* [REQUIREMENTS]: Reproduce each record below exactly as written.

----------

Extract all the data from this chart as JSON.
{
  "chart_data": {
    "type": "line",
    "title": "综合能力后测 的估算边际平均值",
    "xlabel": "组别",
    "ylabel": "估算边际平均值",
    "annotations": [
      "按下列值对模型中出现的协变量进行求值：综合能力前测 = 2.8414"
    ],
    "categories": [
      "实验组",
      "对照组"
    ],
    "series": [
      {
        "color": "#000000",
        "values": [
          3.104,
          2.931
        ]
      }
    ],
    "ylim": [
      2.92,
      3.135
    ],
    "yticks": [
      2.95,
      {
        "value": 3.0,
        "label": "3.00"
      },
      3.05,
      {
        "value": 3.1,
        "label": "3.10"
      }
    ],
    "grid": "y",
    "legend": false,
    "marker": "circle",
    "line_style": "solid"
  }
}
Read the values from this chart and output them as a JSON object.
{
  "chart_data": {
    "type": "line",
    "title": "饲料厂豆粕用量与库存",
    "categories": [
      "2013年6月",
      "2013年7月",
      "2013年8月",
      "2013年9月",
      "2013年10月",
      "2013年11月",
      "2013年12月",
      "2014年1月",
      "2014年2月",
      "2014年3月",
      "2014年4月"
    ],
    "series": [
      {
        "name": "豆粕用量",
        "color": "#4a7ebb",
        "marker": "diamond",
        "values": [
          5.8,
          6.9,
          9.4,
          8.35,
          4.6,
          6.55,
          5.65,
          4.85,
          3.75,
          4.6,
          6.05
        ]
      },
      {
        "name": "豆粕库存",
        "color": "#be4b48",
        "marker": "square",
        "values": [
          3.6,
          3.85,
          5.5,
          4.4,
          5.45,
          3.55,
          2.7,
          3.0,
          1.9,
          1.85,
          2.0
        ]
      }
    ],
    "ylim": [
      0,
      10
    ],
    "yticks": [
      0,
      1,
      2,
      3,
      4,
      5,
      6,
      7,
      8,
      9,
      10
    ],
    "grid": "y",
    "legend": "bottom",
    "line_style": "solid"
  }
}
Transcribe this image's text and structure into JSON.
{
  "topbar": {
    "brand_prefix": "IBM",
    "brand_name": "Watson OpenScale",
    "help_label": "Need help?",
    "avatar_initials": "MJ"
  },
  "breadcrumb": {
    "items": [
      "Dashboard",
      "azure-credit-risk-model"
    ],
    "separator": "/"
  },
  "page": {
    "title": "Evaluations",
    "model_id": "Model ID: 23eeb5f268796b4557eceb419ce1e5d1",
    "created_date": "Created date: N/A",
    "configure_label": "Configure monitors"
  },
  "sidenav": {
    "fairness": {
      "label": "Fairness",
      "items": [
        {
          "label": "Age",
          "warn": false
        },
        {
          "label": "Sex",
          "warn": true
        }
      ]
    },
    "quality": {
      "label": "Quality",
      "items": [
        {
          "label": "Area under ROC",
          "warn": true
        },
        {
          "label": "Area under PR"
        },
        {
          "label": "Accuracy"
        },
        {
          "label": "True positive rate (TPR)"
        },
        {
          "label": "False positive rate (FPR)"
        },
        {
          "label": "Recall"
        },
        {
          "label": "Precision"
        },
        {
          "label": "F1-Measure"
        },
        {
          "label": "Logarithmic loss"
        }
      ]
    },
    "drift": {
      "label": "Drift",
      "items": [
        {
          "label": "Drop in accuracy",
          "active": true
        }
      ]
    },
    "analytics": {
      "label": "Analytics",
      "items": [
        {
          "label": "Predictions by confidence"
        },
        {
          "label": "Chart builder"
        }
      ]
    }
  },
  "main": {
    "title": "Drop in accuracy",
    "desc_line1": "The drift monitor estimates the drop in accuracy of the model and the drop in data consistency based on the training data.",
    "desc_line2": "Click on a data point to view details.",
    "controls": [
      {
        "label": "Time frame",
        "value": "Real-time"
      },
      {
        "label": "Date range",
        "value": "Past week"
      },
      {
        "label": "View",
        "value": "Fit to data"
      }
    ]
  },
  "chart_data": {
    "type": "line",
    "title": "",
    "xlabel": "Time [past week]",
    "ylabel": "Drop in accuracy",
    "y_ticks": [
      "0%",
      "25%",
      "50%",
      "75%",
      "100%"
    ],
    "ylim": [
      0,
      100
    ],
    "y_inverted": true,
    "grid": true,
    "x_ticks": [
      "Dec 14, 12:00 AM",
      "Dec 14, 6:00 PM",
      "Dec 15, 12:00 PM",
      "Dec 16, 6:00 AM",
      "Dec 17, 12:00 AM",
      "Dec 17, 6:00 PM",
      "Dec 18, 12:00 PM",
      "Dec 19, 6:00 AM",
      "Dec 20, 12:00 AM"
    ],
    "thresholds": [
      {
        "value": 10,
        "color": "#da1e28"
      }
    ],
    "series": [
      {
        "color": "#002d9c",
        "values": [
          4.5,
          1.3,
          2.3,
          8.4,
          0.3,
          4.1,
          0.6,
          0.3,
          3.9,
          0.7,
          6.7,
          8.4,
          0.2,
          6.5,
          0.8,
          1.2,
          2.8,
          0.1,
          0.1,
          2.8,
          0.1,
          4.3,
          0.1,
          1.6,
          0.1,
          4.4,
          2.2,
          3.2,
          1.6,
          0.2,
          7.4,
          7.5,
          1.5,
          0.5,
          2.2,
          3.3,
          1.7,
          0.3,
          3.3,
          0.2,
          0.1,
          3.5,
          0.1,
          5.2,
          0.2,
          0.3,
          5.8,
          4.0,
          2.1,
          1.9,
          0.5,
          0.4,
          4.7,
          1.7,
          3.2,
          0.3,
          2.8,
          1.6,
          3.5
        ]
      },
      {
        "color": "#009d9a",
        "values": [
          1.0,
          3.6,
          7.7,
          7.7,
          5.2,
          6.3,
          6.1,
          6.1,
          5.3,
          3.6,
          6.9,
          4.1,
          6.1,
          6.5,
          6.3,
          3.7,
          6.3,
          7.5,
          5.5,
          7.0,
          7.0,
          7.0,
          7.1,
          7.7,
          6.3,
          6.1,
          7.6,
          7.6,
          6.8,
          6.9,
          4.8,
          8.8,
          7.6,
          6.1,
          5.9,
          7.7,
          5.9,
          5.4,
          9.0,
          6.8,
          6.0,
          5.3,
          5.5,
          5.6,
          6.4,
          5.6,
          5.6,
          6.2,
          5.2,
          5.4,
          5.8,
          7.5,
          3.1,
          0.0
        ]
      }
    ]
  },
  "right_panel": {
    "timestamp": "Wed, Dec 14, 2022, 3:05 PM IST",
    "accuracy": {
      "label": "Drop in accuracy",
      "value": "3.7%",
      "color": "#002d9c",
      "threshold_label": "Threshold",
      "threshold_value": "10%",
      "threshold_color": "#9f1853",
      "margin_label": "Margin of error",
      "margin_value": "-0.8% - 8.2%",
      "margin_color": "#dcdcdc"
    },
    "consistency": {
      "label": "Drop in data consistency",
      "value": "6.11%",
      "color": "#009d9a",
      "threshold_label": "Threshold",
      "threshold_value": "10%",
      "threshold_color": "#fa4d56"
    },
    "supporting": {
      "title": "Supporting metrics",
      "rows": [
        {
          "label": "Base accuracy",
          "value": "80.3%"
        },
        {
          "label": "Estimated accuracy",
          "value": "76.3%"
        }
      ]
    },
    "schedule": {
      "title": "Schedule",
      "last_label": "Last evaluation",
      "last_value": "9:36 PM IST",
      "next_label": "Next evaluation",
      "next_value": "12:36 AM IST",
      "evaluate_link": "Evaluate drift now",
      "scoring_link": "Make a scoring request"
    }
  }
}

----------

* [TASK SOLUTION]:
Extract all the data from this chart as JSON.
{
  "chart_data": {
    "type": "line",
    "title": "综合能力后测 的估算边际平均值",
    "xlabel": "组别",
    "ylabel": "估算边际平均值",
    "annotations": [
      "按下列值对模型中出现的协变量进行求值：综合能力前测 = 2.8414"
    ],
    "categories": [
      "实验组",
      "对照组"
    ],
    "series": [
      {
        "color": "#000000",
        "values": [
          3.104,
          2.931
        ]
      }
    ],
    "ylim": [
      2.92,
      3.135
    ],
    "yticks": [
      2.95,
      {
        "value": 3.0,
        "label": "3.00"
      },
      3.05,
      {
        "value": 3.1,
        "label": "3.10"
      }
    ],
    "grid": "y",
    "legend": false,
    "marker": "circle",
    "line_style": "solid"
  }
}
Read the values from this chart and output them as a JSON object.
{
  "chart_data": {
    "type": "line",
    "title": "饲料厂豆粕用量与库存",
    "categories": [
      "2013年6月",
      "2013年7月",
      "2013年8月",
      "2013年9月",
      "2013年10月",
      "2013年11月",
      "2013年12月",
      "2014年1月",
      "2014年2月",
      "2014年3月",
      "2014年4月"
    ],
    "series": [
      {
        "name": "豆粕用量",
        "color": "#4a7ebb",
        "marker": "diamond",
        "values": [
          5.8,
          6.9,
          9.4,
          8.35,
          4.6,
          6.55,
          5.65,
          4.85,
          3.75,
          4.6,
          6.05
        ]
      },
      {
        "name": "豆粕库存",
        "color": "#be4b48",
        "marker": "square",
        "values": [
          3.6,
          3.85,
          5.5,
          4.4,
          5.45,
          3.55,
          2.7,
          3.0,
          1.9,
          1.85,
          2.0
        ]
      }
    ],
    "ylim": [
      0,
      10
    ],
    "yticks": [
      0,
      1,
      2,
      3,
      4,
      5,
      6,
      7,
      8,
      9,
      10
    ],
    "grid": "y",
    "legend": "bottom",
    "line_style": "solid"
  }
}
Transcribe this image's text and structure into JSON.
{
  "topbar": {
    "brand_prefix": "IBM",
    "brand_name": "Watson OpenScale",
    "help_label": "Need help?",
    "avatar_initials": "MJ"
  },
  "breadcrumb": {
    "items": [
      "Dashboard",
      "azure-credit-risk-model"
    ],
    "separator": "/"
  },
  "page": {
    "title": "Evaluations",
    "model_id": "Model ID: 23eeb5f268796b4557eceb419ce1e5d1",
    "created_date": "Created date: N/A",
    "configure_label": "Configure monitors"
  },
  "sidenav": {
    "fairness": {
      "label": "Fairness",
      "items": [
        {
          "label": "Age",
          "warn": false
        },
        {
          "label": "Sex",
          "warn": true
        }
      ]
    },
    "quality": {
      "label": "Quality",
      "items": [
        {
          "label": "Area under ROC",
          "warn": true
        },
        {
          "label": "Area under PR"
        },
        {
          "label": "Accuracy"
        },
        {
          "label": "True positive rate (TPR)"
        },
        {
          "label": "False positive rate (FPR)"
        },
        {
          "label": "Recall"
        },
        {
          "label": "Precision"
        },
        {
          "label": "F1-Measure"
        },
        {
          "label": "Logarithmic loss"
        }
      ]
    },
    "drift": {
      "label": "Drift",
      "items": [
        {
          "label": "Drop in accuracy",
          "active": true
        }
      ]
    },
    "analytics": {
      "label": "Analytics",
      "items": [
        {
          "label": "Predictions by confidence"
        },
        {
          "label": "Chart builder"
        }
      ]
    }
  },
  "main": {
    "title": "Drop in accuracy",
    "desc_line1": "The drift monitor estimates the drop in accuracy of the model and the drop in data consistency based on the training data.",
    "desc_line2": "Click on a data point to view details.",
    "controls": [
      {
        "label": "Time frame",
        "value": "Real-time"
      },
      {
        "label": "Date range",
        "value": "Past week"
      },
      {
        "label": "View",
        "value": "Fit to data"
      }
    ]
  },
  "chart_data": {
    "type": "line",
    "title": "",
    "xlabel": "Time [past week]",
    "ylabel": "Drop in accuracy",
    "y_ticks": [
      "0%",
      "25%",
      "50%",
      "75%",
      "100%"
    ],
    "ylim": [
      0,
      100
    ],
    "y_inverted": true,
    "grid": true,
    "x_ticks": [
      "Dec 14, 12:00 AM",
      "Dec 14, 6:00 PM",
      "Dec 15, 12:00 PM",
      "Dec 16, 6:00 AM",
      "Dec 17, 12:00 AM",
      "Dec 17, 6:00 PM",
      "Dec 18, 12:00 PM",
      "Dec 19, 6:00 AM",
      "Dec 20, 12:00 AM"
    ],
    "thresholds": [
      {
        "value": 10,
        "color": "#da1e28"
      }
    ],
    "series": [
      {
        "color": "#002d9c",
        "values": [
          4.5,
          1.3,
          2.3,
          8.4,
          0.3,
          4.1,
          0.6,
          0.3,
          3.9,
          0.7,
          6.7,
          8.4,
          0.2,
          6.5,
          0.8,
          1.2,
          2.8,
          0.1,
          0.1,
          2.8,
          0.1,
          4.3,
          0.1,
          1.6,
          0.1,
          4.4,
          2.2,
          3.2,
          1.6,
          0.2,
          7.4,
          7.5,
          1.5,
          0.5,
          2.2,
          3.3,
          1.7,
          0.3,
          3.3,
          0.2,
          0.1,
          3.5,
          0.1,
          5.2,
          0.2,
          0.3,
          5.8,
          4.0,
          2.1,
          1.9,
          0.5,
          0.4,
          4.7,
          1.7,
          3.2,
          0.3,
          2.8,
          1.6,
          3.5
        ]
      },
      {
        "color": "#009d9a",
        "values": [
          1.0,
          3.6,
          7.7,
          7.7,
          5.2,
          6.3,
          6.1,
          6.1,
          5.3,
          3.6,
          6.9,
          4.1,
          6.1,
          6.5,
          6.3,
          3.7,
          6.3,
          7.5,
          5.5,
          7.0,
          7.0,
          7.0,
          7.1,
          7.7,
          6.3,
          6.1,
          7.6,
          7.6,
          6.8,
          6.9,
          4.8,
          8.8,
          7.6,
          6.1,
          5.9,
          7.7,
          5.9,
          5.4,
          9.0,
          6.8,
          6.0,
          5.3,
          5.5,
          5.6,
          6.4,
          5.6,
          5.6,
          6.2,
          5.2,
          5.4,
          5.8,
          7.5,
          3.1,
          0.0
        ]
      }
    ]
  },
  "right_panel": {
    "timestamp": "Wed, Dec 14, 2022, 3:05 PM IST",
    "accuracy": {
      "label": "Drop in accuracy",
      "value": "3.7%",
      "color": "#002d9c",
      "threshold_label": "Threshold",
      "threshold_value": "10%",
      "threshold_color": "#9f1853",
      "margin_label": "Margin of error",
      "margin_value": "-0.8% - 8.2%",
      "margin_color": "#dcdcdc"
    },
    "consistency": {
      "label": "Drop in data consistency",
      "value": "6.11%",
      "color": "#009d9a",
      "threshold_label": "Threshold",
      "threshold_value": "10%",
      "threshold_color": "#fa4d56"
    },
    "supporting": {
      "title": "Supporting metrics",
      "rows": [
        {
          "label": "Base accuracy",
          "value": "80.3%"
        },
        {
          "label": "Estimated accuracy",
          "value": "76.3%"
        }
      ]
    },
    "schedule": {
      "title": "Schedule",
      "last_label": "Last evaluation",
      "last_value": "9:36 PM IST",
      "next_label": "Next evaluation",
      "next_value": "12:36 AM IST",
      "evaluate_link": "Evaluate drift now",
      "scoring_link": "Make a scoring request"
    }
  }
}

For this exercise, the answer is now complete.